Goal
Extract every record, keeping each one exactly as it is.

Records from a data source
══════════

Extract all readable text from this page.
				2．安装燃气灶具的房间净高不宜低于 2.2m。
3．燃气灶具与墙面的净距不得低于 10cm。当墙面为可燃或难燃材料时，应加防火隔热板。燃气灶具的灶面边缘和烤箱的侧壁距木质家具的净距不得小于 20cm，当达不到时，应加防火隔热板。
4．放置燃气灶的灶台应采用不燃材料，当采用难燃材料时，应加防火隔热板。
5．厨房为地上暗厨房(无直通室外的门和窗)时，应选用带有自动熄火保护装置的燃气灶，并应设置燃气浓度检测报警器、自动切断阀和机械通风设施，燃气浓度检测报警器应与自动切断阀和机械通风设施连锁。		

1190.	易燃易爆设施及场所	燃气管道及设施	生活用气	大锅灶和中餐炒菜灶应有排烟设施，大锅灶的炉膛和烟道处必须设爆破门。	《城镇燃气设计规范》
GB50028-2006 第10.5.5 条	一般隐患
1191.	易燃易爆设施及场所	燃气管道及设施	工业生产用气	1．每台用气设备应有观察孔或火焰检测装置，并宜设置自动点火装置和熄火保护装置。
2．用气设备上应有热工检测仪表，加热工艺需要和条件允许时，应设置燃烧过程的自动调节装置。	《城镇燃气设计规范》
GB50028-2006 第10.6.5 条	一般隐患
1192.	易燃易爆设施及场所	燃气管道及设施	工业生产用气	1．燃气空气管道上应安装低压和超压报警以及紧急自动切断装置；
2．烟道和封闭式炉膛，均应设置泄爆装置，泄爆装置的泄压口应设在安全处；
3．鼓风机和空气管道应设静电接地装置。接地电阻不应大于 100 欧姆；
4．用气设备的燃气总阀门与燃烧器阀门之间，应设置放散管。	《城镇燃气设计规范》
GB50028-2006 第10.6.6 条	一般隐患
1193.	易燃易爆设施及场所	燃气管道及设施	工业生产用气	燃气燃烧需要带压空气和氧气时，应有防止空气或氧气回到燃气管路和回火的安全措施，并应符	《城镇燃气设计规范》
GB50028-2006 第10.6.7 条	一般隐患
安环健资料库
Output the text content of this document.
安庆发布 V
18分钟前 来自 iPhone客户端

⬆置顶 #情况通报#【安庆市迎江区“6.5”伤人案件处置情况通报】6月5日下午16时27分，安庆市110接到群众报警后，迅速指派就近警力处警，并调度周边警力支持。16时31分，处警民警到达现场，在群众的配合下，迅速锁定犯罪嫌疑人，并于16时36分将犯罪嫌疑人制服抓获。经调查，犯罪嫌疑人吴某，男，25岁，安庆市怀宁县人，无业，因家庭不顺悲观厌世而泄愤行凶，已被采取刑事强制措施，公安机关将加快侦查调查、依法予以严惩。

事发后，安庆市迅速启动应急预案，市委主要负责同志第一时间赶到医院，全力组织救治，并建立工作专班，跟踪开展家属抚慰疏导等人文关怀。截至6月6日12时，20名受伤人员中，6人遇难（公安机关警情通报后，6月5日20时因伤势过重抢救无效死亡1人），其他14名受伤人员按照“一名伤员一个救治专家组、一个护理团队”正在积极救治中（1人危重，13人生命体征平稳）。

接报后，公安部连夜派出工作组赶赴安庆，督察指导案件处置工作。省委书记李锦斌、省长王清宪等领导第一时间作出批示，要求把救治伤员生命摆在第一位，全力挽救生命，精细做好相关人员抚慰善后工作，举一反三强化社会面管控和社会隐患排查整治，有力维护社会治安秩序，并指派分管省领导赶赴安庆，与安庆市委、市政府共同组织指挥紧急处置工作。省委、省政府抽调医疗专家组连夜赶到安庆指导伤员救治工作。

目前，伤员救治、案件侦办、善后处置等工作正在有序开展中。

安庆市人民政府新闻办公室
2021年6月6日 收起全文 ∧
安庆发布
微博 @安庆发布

══════════

The solution
Extract all readable text from this page.
				2．安装燃气灶具的房间净高不宜低于 2.2m。
3．燃气灶具与墙面的净距不得低于 10cm。当墙面为可燃或难燃材料时，应加防火隔热板。燃气灶具的灶面边缘和烤箱的侧壁距木质家具的净距不得小于 20cm，当达不到时，应加防火隔热板。
4．放置燃气灶的灶台应采用不燃材料，当采用难燃材料时，应加防火隔热板。
5．厨房为地上暗厨房(无直通室外的门和窗)时，应选用带有自动熄火保护装置的燃气灶，并应设置燃气浓度检测报警器、自动切断阀和机械通风设施，燃气浓度检测报警器应与自动切断阀和机械通风设施连锁。		

1190.	易燃易爆设施及场所	燃气管道及设施	生活用气	大锅灶和中餐炒菜灶应有排烟设施，大锅灶的炉膛和烟道处必须设爆破门。	《城镇燃气设计规范》
GB50028-2006 第10.5.5 条	一般隐患
1191.	易燃易爆设施及场所	燃气管道及设施	工业生产用气	1．每台用气设备应有观察孔或火焰检测装置，并宜设置自动点火装置和熄火保护装置。
2．用气设备上应有热工检测仪表，加热工艺需要和条件允许时，应设置燃烧过程的自动调节装置。	《城镇燃气设计规范》
GB50028-2006 第10.6.5 条	一般隐患
1192.	易燃易爆设施及场所	燃气管道及设施	工业生产用气	1．燃气空气管道上应安装低压和超压报警以及紧急自动切断装置；
2．烟道和封闭式炉膛，均应设置泄爆装置，泄爆装置的泄压口应设在安全处；
3．鼓风机和空气管道应设静电接地装置。接地电阻不应大于 100 欧姆；
4．用气设备的燃气总阀门与燃烧器阀门之间，应设置放散管。	《城镇燃气设计规范》
GB50028-2006 第10.6.6 条	一般隐患
1193.	易燃易爆设施及场所	燃气管道及设施	工业生产用气	燃气燃烧需要带压空气和氧气时，应有防止空气或氧气回到燃气管路和回火的安全措施，并应符	《城镇燃气设计规范》
GB50028-2006 第10.6.7 条	一般隐患
安环健资料库
Output the text content of this document.
安庆发布 V
18分钟前 来自 iPhone客户端

⬆置顶 #情况通报#【安庆市迎江区“6.5”伤人案件处置情况通报】6月5日下午16时27分，安庆市110接到群众报警后，迅速指派就近警力处警，并调度周边警力支持。16时31分，处警民警到达现场，在群众的配合下，迅速锁定犯罪嫌疑人，并于16时36分将犯罪嫌疑人制服抓获。经调查，犯罪嫌疑人吴某，男，25岁，安庆市怀宁县人，无业，因家庭不顺悲观厌世而泄愤行凶，已被采取刑事强制措施，公安机关将加快侦查调查、依法予以严惩。

事发后，安庆市迅速启动应急预案，市委主要负责同志第一时间赶到医院，全力组织救治，并建立工作专班，跟踪开展家属抚慰疏导等人文关怀。截至6月6日12时，20名受伤人员中，6人遇难（公安机关警情通报后，6月5日20时因伤势过重抢救无效死亡1人），其他14名受伤人员按照“一名伤员一个救治专家组、一个护理团队”正在积极救治中（1人危重，13人生命体征平稳）。

接报后，公安部连夜派出工作组赶赴安庆，督察指导案件处置工作。省委书记李锦斌、省长王清宪等领导第一时间作出批示，要求把救治伤员生命摆在第一位，全力挽救生命，精细做好相关人员抚慰善后工作，举一反三强化社会面管控和社会隐患排查整治，有力维护社会治安秩序，并指派分管省领导赶赴安庆，与安庆市委、市政府共同组织指挥紧急处置工作。省委、省政府抽调医疗专家组连夜赶到安庆指导伤员救治工作。

目前，伤员救治、案件侦办、善后处置等工作正在有序开展中。

安庆市人民政府新闻办公室
2021年6月6日 收起全文 ∧
安庆发布
微博 @安庆发布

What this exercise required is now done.